The task
Look through the listing for the word "disebut". Copy each line that has it.

Dataset records
----------
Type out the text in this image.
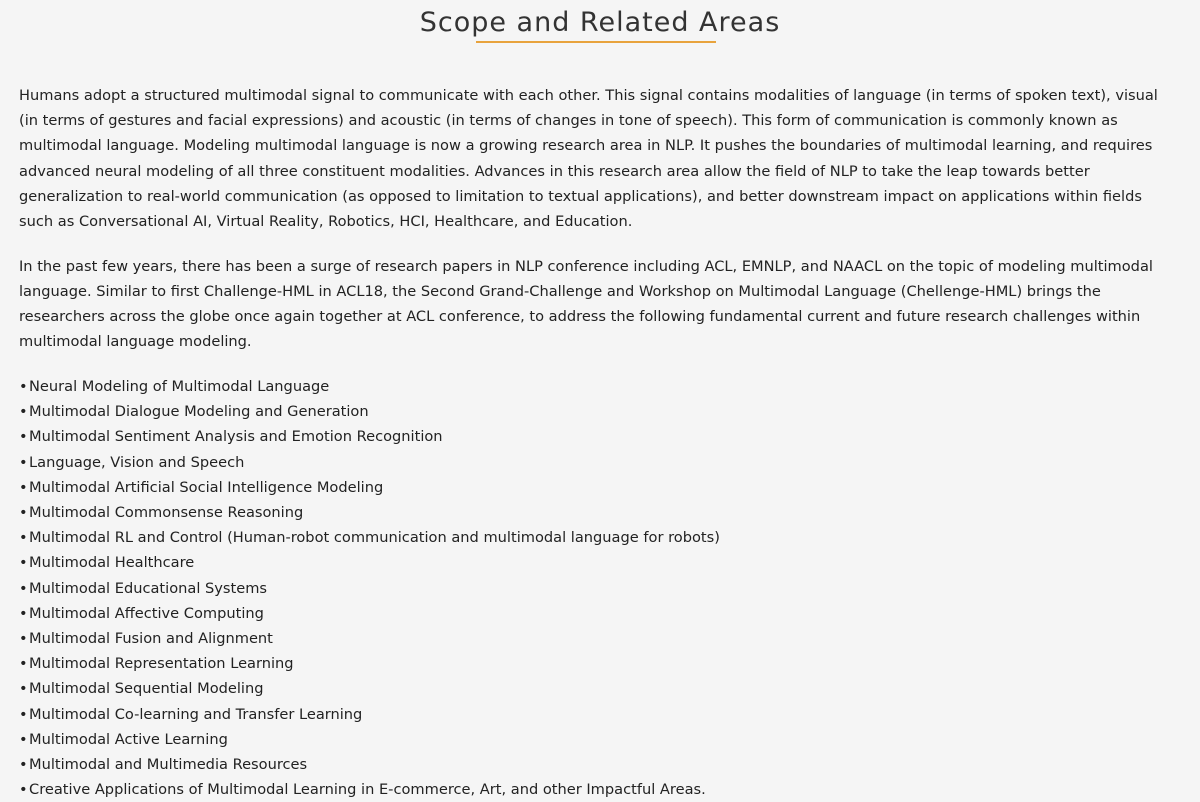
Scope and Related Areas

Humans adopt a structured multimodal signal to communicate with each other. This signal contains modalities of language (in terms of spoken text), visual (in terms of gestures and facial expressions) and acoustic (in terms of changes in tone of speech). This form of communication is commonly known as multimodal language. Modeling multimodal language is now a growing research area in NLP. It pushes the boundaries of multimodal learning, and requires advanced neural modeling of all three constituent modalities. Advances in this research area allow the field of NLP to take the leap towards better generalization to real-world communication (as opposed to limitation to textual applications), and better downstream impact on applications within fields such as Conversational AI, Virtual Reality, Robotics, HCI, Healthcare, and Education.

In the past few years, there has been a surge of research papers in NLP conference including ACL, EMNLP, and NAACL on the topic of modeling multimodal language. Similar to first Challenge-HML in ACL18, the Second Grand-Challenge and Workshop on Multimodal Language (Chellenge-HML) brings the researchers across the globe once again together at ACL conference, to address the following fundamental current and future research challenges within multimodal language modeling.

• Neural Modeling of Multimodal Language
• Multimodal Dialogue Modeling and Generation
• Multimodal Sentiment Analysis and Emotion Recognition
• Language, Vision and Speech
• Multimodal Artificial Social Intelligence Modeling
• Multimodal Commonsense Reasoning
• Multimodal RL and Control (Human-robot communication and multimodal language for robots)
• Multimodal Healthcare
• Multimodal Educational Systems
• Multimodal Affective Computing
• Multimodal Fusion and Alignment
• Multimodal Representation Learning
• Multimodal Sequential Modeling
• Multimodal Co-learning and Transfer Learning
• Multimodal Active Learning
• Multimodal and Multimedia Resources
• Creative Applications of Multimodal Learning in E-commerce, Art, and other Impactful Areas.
----------
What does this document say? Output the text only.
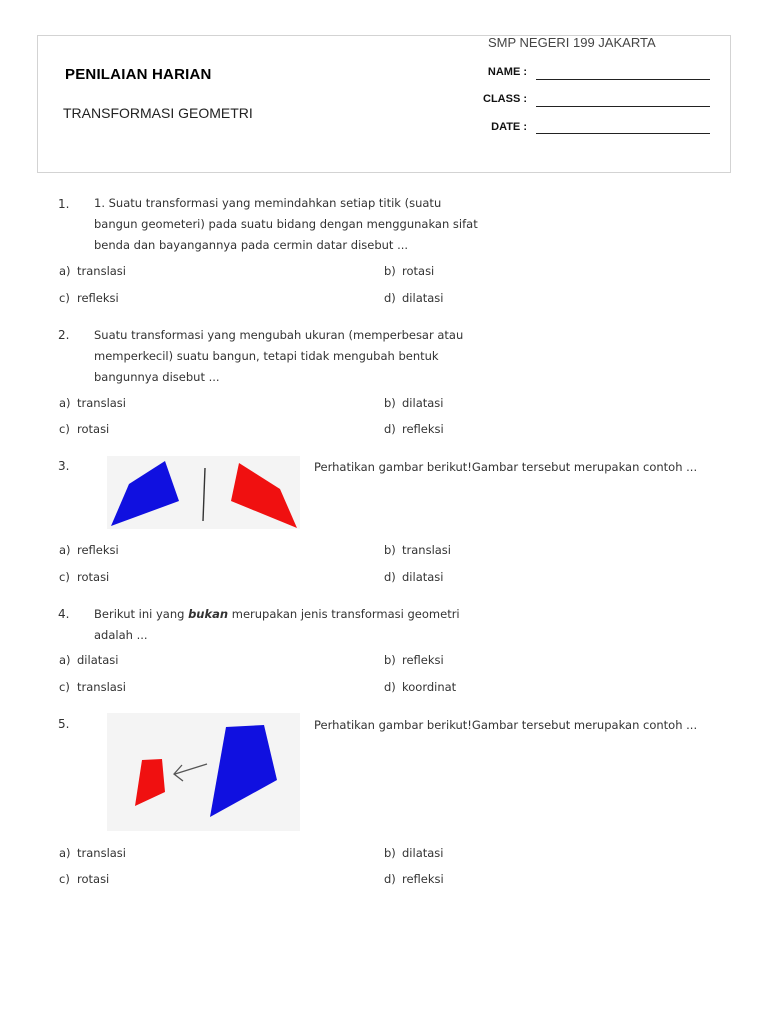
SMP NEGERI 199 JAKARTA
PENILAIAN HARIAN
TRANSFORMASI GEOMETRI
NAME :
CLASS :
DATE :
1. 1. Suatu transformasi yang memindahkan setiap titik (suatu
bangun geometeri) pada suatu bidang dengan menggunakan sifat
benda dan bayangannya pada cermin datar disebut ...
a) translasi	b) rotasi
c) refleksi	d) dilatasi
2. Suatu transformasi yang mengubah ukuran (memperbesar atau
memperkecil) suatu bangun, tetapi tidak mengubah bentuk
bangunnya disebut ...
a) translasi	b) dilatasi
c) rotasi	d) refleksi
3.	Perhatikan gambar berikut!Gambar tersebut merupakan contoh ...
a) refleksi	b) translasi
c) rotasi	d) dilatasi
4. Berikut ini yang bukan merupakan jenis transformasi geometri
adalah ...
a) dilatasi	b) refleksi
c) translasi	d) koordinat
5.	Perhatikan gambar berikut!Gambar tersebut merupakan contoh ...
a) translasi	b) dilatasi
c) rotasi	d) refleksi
----------
Exercise answer
benda dan bayangannya pada cermin datar disebut ...
bangunnya disebut ...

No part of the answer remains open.